[Extracted data entries]

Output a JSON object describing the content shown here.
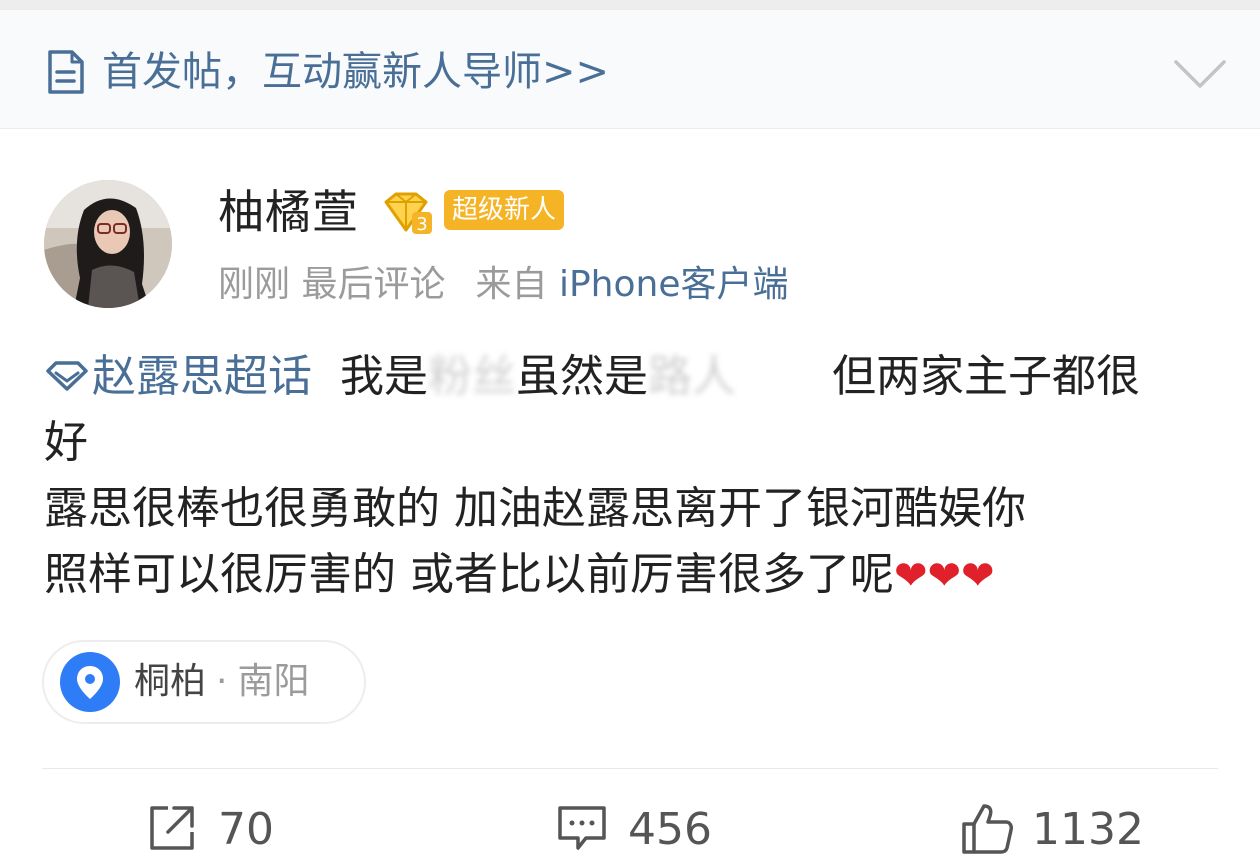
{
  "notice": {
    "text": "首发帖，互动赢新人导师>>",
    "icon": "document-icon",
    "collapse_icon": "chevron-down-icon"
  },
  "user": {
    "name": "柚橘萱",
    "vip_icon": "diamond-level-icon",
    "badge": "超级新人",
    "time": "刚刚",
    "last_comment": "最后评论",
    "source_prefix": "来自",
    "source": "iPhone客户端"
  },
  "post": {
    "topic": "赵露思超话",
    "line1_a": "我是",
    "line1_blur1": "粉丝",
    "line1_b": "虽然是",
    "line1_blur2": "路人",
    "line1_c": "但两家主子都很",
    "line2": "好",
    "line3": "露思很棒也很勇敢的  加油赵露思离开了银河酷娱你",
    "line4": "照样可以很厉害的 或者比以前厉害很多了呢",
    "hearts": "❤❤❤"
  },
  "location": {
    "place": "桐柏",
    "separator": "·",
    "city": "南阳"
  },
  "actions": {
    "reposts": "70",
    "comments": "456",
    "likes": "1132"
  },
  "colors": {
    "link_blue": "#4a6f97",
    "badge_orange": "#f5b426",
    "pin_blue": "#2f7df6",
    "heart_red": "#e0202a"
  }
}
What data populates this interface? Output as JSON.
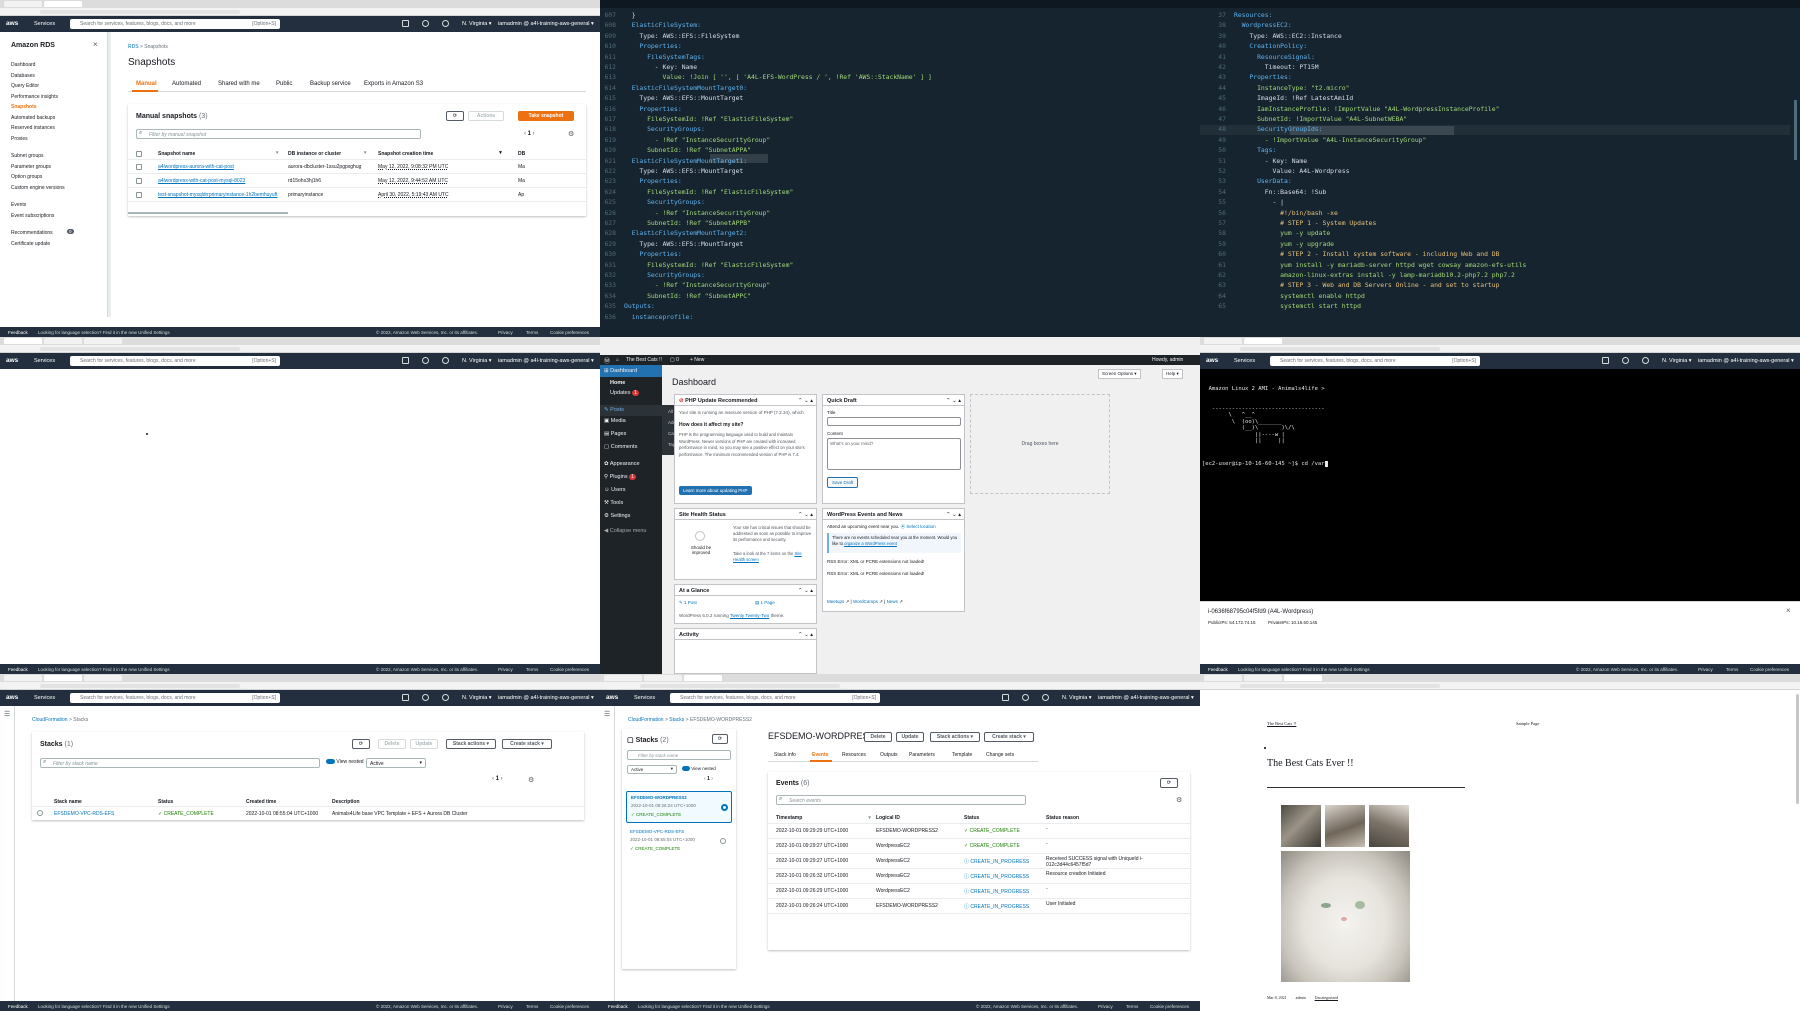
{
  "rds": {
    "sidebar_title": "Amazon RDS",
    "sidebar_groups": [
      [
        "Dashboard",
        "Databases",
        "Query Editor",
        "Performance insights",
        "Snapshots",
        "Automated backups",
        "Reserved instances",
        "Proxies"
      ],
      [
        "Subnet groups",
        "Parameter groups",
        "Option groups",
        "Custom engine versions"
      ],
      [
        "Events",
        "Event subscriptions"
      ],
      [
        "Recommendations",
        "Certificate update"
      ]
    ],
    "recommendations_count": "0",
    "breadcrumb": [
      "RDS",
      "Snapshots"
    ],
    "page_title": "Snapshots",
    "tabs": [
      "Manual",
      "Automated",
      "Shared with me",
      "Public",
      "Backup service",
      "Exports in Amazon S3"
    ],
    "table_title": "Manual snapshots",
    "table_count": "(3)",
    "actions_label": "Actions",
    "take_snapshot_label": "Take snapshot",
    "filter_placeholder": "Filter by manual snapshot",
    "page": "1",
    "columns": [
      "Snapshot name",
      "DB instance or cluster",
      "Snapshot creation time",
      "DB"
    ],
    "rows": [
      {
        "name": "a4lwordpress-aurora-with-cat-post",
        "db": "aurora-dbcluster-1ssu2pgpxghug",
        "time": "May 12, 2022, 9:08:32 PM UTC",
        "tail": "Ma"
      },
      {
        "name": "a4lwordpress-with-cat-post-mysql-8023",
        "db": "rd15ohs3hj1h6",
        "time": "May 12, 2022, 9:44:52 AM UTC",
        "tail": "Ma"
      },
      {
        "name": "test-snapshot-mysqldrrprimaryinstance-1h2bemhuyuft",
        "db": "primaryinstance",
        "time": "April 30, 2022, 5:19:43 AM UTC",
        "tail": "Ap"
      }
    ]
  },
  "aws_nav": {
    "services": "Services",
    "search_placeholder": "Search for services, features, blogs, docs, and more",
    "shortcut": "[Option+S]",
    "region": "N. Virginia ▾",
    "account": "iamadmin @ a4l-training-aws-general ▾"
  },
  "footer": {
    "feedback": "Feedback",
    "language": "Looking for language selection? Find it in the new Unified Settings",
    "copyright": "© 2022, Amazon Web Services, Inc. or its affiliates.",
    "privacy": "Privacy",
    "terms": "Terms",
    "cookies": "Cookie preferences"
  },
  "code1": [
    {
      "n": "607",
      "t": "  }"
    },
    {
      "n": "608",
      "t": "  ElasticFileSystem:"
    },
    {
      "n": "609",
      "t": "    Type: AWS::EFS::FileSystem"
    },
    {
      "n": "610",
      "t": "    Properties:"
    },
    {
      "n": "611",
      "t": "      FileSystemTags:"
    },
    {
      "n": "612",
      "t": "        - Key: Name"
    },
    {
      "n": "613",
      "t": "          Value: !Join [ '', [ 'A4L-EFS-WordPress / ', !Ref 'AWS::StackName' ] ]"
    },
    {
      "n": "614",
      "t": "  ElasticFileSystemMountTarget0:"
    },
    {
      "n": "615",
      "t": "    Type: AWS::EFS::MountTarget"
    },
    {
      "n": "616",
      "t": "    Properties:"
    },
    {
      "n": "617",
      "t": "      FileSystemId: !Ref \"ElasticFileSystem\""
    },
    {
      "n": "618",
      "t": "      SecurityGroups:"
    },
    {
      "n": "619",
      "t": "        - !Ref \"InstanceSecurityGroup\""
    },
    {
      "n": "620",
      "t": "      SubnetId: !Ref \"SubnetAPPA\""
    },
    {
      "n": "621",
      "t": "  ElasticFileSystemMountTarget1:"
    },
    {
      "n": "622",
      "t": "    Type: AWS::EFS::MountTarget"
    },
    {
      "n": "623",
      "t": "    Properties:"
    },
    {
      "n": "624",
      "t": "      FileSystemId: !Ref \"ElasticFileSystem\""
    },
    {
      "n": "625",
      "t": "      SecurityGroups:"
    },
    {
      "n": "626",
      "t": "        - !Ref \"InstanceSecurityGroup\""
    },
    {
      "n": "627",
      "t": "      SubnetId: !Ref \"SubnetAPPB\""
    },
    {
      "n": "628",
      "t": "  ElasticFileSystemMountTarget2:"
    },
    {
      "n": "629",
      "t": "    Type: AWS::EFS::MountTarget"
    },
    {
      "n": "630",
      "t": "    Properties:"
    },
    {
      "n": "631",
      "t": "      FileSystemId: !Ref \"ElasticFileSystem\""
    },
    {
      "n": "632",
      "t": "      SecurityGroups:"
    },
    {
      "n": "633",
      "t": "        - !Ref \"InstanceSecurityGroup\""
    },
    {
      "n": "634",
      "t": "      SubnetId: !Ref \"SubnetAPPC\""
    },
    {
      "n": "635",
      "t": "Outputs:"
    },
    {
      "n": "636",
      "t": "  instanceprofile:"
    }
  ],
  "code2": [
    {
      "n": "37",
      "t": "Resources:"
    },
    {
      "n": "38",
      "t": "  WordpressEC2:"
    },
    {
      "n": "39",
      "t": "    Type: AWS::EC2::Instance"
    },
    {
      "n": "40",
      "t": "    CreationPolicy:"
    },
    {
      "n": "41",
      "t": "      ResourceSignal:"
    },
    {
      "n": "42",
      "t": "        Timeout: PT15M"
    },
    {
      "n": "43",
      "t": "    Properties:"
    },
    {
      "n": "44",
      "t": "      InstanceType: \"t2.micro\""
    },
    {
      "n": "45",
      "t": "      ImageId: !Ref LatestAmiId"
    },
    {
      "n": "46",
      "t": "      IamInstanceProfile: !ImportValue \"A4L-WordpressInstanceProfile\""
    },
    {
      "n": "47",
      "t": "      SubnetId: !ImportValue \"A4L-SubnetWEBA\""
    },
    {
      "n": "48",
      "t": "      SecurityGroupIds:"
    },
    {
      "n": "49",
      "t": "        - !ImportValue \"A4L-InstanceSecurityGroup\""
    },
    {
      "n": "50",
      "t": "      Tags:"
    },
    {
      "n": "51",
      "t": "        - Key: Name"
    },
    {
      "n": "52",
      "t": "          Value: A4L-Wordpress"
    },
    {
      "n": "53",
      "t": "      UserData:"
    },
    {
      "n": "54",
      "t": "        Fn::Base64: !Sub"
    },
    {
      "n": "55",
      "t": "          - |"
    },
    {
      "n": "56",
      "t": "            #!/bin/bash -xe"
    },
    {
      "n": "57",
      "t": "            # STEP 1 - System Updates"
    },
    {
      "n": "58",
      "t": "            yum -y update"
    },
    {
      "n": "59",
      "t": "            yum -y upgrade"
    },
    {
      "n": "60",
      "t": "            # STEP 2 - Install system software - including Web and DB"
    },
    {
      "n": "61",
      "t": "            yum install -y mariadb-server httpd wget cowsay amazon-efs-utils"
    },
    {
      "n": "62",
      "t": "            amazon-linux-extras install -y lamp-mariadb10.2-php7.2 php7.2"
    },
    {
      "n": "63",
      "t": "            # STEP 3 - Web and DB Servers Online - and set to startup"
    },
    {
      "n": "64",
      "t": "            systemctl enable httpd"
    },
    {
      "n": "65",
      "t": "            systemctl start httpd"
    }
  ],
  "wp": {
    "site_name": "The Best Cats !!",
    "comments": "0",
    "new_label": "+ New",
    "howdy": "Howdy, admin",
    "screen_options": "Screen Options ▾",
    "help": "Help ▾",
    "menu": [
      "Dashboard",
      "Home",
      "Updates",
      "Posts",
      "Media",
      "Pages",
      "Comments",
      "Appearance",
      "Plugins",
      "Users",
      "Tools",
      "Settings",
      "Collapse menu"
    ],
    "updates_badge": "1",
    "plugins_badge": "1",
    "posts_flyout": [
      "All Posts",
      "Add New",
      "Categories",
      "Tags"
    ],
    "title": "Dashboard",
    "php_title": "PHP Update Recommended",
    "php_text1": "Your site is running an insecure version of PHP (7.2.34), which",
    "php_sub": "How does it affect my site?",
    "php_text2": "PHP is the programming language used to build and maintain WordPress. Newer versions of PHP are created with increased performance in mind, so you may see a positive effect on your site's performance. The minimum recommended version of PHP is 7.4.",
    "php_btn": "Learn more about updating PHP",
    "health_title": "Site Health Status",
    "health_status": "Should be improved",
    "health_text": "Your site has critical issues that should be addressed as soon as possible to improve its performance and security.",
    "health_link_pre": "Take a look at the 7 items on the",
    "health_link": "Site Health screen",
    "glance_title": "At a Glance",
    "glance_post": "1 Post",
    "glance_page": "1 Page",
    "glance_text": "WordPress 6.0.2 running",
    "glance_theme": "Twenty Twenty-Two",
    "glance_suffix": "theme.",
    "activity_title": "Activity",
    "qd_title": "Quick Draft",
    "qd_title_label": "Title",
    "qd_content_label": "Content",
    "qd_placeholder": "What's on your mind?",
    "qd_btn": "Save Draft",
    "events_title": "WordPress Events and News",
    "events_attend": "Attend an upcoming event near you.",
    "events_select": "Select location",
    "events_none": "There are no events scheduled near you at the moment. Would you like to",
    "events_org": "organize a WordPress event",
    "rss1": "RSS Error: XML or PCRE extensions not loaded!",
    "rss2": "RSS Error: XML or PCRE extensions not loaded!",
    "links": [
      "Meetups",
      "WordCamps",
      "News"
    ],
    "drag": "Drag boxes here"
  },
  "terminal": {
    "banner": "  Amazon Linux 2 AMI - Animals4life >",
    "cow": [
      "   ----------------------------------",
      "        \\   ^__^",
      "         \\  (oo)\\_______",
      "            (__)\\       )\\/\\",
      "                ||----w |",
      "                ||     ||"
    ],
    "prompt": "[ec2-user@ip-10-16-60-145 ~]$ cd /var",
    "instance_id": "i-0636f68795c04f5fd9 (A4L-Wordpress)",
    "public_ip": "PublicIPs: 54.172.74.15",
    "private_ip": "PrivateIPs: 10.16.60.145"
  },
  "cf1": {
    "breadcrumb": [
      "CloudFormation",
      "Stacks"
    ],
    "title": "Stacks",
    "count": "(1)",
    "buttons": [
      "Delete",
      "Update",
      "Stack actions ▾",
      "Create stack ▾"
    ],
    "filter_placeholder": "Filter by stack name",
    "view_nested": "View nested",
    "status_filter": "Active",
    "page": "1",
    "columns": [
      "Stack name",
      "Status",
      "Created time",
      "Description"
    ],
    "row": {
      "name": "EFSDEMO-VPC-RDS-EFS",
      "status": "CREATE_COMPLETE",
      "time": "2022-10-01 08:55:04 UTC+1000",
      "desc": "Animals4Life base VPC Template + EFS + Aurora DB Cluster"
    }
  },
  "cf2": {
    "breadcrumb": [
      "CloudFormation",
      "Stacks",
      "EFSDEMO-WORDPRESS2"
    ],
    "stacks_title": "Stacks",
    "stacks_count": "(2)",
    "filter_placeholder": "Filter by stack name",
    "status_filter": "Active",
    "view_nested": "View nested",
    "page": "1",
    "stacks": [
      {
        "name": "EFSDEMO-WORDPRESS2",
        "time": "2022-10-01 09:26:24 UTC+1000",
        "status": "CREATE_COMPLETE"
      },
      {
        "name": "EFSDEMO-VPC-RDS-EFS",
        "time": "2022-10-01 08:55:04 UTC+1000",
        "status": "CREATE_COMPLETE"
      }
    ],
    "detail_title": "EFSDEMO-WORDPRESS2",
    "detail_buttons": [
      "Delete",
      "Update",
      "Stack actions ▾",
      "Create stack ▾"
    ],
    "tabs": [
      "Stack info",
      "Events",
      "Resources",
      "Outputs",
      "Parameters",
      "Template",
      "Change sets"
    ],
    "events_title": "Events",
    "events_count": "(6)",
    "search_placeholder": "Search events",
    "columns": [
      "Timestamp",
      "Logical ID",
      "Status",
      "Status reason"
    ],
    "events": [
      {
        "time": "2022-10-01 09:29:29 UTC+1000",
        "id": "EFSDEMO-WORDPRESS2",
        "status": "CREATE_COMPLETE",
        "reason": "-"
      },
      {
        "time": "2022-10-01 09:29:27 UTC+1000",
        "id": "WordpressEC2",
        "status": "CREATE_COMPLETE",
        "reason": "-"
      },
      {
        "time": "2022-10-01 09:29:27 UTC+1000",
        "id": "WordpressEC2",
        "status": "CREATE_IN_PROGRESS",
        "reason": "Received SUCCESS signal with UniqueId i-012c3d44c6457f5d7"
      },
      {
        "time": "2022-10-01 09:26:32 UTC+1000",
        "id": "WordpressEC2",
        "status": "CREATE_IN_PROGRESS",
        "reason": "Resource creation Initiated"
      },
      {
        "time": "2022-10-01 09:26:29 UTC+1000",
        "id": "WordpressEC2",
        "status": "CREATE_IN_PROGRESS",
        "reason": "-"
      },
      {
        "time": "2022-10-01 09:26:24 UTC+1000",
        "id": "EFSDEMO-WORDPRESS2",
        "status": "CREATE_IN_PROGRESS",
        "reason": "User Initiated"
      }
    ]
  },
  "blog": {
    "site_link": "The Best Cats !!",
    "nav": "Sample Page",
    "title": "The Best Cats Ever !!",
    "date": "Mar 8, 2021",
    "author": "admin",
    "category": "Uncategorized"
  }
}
==
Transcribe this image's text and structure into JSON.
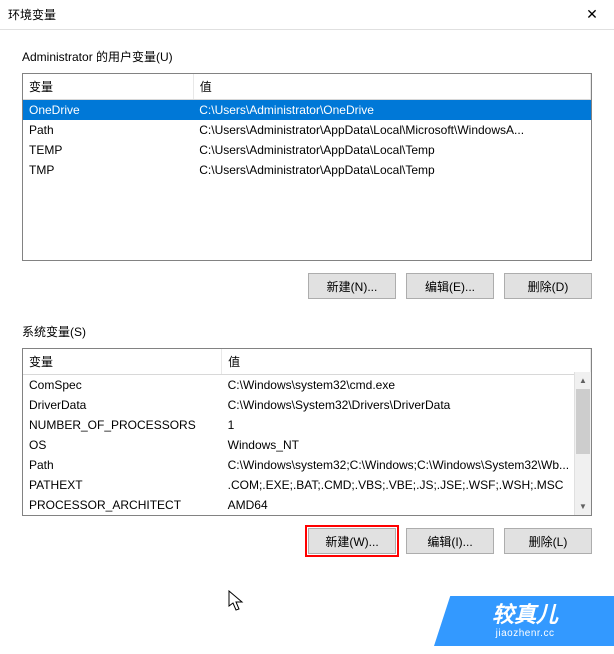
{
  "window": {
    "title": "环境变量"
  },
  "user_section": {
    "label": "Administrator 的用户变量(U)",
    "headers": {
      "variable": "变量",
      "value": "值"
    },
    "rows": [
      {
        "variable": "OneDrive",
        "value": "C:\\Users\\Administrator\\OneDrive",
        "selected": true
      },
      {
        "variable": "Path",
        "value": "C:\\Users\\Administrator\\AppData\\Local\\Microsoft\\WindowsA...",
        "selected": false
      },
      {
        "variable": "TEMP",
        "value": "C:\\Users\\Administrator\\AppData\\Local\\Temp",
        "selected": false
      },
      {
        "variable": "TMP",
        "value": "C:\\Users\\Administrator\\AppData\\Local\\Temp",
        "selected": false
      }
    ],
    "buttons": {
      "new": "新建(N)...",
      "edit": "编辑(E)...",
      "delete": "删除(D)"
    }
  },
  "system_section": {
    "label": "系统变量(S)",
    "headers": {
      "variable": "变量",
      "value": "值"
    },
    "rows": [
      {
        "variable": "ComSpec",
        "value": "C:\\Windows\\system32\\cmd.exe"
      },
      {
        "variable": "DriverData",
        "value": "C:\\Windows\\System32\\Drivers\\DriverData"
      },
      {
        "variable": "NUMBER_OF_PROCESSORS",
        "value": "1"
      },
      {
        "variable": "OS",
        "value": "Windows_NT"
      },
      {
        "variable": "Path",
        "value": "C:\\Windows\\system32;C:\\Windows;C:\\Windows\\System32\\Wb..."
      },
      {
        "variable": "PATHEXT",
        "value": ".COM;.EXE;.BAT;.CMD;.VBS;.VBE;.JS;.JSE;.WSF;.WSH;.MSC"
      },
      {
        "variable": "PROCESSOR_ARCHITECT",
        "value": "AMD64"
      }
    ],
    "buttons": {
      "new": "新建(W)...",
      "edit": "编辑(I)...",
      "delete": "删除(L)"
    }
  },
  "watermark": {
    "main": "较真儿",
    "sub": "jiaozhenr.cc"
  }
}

Your task
Find the word "Dashboard" in the data and copy out each line where it turns up.

Solution to the exercise
        "Dashboard",
      "Dashboard",
    "title": "Dashboard",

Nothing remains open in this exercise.